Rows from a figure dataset
- - - -

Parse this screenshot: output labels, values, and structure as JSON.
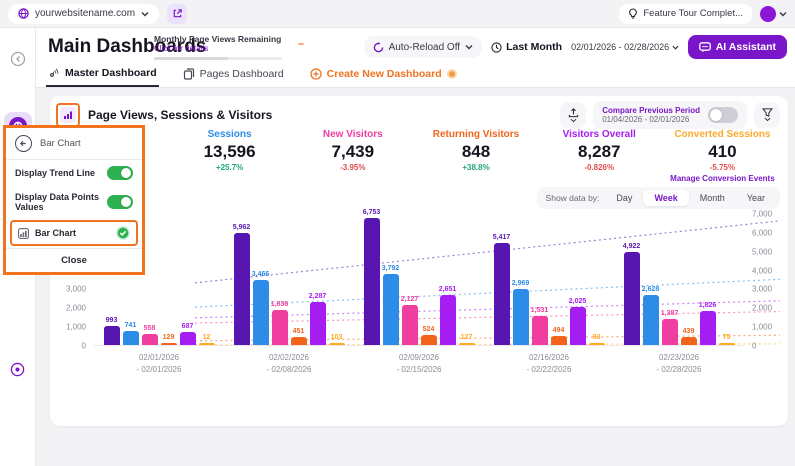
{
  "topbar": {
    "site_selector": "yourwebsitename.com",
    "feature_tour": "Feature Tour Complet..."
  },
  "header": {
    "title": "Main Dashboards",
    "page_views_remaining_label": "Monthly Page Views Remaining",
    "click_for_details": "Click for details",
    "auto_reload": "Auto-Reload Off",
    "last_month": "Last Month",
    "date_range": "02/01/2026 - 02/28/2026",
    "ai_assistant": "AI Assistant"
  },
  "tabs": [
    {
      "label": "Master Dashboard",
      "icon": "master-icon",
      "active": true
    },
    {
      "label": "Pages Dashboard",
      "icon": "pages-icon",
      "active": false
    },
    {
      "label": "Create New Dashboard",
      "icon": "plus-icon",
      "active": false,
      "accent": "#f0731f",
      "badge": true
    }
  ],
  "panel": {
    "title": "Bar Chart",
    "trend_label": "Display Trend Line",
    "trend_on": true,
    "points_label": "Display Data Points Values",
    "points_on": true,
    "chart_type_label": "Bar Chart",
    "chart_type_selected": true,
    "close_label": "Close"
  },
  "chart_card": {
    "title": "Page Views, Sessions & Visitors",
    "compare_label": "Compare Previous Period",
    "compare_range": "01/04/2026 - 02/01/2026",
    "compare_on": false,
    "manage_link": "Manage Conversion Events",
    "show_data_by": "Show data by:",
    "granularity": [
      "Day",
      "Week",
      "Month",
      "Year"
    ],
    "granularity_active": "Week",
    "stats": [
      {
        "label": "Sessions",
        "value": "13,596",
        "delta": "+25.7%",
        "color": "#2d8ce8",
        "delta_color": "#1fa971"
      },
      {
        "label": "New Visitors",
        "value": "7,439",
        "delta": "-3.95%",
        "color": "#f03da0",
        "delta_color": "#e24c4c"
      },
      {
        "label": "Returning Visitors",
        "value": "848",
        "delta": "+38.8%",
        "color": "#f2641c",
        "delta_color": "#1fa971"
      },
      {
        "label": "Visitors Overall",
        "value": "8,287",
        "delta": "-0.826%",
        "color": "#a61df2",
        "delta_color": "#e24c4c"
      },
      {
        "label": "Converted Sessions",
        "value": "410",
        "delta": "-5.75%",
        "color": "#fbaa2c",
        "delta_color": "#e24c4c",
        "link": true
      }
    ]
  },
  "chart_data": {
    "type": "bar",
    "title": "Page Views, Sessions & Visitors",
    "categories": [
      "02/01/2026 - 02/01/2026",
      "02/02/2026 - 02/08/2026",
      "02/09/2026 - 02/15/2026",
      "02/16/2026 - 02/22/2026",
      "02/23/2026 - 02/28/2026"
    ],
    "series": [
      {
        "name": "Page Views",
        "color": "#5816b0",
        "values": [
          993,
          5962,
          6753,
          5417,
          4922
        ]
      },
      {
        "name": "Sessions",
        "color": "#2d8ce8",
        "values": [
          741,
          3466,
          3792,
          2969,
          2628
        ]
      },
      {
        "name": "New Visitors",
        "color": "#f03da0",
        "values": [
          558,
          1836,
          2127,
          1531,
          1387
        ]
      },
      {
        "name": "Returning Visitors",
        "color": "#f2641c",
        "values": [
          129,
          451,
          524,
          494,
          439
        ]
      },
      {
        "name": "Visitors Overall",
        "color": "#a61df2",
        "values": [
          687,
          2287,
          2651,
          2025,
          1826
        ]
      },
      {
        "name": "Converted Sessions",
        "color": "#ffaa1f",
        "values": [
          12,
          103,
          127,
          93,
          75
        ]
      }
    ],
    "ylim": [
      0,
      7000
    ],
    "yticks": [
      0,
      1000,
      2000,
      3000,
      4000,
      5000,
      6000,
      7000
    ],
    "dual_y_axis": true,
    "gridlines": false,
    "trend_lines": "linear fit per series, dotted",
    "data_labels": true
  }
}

- - - -

_Problem details_
Gather each line holding the string "Visitors".

_Exercise result_
    "title": "Page Views, Sessions & Visitors",
        "label": "New Visitors",
        "label": "Returning Visitors",
        "label": "Visitors Overall",
    "title": "Page Views, Sessions & Visitors",
        "name": "New Visitors",
        "name": "Returning Visitors",
        "name": "Visitors Overall",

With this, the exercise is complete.